Task brief
Check each line below for the word "характерных", and copy those that have it.

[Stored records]
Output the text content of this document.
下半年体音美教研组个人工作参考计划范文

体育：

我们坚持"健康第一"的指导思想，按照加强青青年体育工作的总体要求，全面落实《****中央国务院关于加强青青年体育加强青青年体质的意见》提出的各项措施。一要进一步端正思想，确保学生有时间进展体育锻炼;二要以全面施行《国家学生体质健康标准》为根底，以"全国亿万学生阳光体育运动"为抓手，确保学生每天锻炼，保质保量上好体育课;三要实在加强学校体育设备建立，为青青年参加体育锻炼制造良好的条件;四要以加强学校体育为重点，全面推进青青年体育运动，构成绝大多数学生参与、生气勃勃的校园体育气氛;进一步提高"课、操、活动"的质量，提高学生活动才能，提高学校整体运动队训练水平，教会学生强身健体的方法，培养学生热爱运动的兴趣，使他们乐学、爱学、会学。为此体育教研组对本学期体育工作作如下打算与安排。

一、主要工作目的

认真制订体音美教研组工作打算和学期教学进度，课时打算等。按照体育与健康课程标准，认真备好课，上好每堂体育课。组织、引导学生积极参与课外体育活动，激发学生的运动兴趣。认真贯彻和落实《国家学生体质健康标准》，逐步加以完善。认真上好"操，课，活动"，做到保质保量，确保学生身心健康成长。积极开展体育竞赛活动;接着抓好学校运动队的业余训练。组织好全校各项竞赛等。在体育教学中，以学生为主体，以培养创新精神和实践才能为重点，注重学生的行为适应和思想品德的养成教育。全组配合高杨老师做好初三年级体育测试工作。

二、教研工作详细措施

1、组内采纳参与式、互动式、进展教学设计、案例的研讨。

...

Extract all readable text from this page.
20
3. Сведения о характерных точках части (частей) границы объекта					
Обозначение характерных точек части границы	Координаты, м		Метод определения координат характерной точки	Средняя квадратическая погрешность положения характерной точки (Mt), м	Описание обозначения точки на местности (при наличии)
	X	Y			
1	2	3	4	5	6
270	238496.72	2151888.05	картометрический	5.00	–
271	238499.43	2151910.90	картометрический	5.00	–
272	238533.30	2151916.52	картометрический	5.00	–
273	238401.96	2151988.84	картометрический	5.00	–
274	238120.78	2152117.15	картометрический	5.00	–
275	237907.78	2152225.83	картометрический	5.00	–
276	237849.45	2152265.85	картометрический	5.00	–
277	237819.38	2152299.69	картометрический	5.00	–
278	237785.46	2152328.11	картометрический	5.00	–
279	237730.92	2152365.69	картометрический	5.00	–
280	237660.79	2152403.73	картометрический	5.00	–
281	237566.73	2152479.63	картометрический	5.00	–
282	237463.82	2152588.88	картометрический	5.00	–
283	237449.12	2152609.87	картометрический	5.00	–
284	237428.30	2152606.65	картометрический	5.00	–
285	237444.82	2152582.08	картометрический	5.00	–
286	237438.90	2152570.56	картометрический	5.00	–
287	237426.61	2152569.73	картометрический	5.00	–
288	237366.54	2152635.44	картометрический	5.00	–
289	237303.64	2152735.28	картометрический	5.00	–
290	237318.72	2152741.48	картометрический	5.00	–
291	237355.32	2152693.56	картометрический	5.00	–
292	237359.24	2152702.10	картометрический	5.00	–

---

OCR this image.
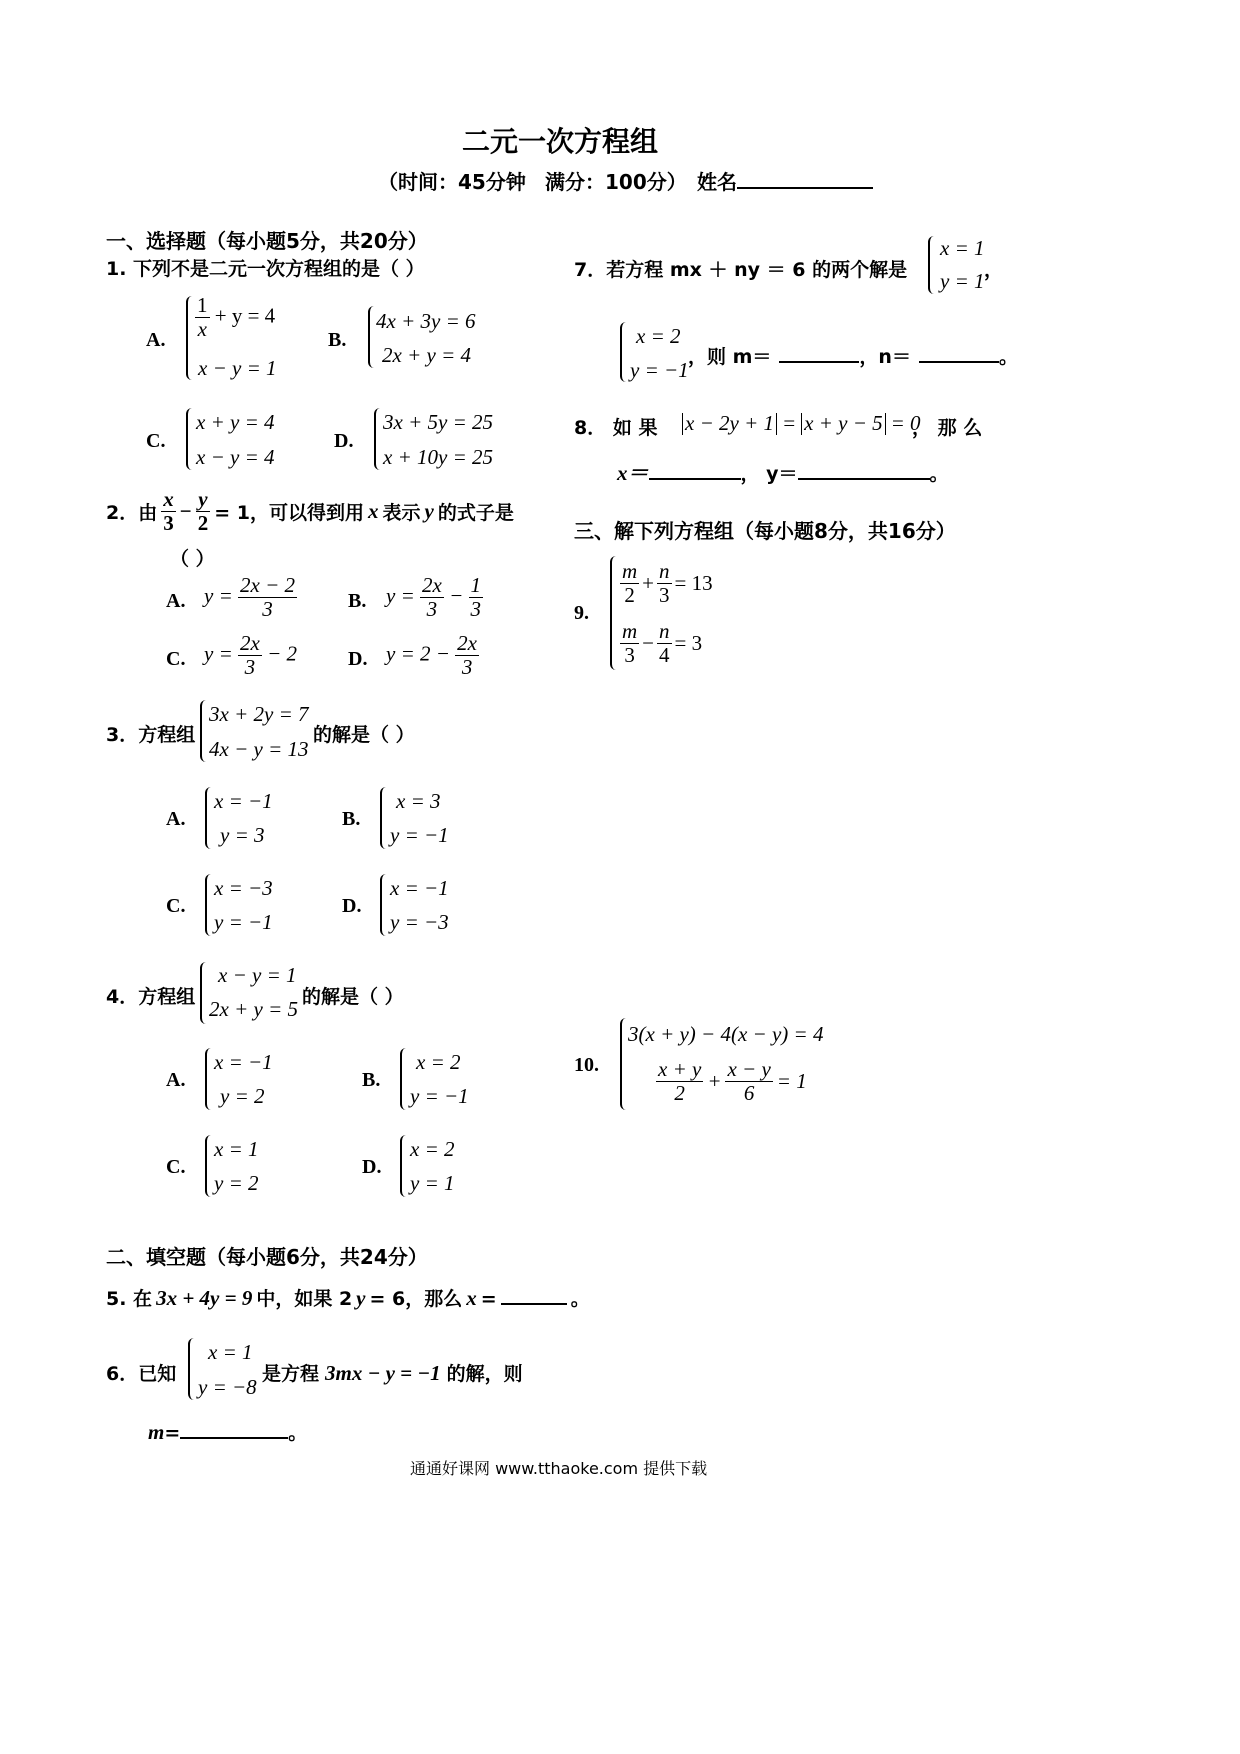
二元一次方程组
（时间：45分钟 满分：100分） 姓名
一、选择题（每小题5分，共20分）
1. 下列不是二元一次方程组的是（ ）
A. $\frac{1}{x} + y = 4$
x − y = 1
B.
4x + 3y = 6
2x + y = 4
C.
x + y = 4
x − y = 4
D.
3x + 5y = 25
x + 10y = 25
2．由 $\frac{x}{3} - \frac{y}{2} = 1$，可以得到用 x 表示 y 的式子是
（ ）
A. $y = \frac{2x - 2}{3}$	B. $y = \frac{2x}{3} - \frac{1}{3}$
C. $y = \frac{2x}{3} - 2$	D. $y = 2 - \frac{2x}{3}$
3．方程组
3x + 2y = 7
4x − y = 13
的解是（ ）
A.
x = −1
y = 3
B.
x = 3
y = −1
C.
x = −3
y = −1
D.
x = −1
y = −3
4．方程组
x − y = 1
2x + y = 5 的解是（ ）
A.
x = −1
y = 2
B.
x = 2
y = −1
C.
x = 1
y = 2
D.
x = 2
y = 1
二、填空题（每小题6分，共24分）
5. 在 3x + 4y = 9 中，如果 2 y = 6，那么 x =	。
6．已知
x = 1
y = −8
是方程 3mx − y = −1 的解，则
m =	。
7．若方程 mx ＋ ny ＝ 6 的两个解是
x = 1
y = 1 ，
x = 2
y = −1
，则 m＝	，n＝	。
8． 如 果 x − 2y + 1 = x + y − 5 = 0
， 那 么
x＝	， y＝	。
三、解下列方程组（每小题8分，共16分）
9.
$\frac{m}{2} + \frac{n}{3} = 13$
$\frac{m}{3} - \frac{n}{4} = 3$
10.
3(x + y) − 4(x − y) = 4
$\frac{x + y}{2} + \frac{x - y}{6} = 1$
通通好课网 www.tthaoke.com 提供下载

Answer for this exercise
3. Сведения о характерных точках части (частей) границы объекта					
Обозначение характерных точек части границы	Координаты, м		Метод определения координат характерной точки	Средняя квадратическая погрешность положения характерной точки (Mt), м	Описание обозначения точки на местности (при наличии)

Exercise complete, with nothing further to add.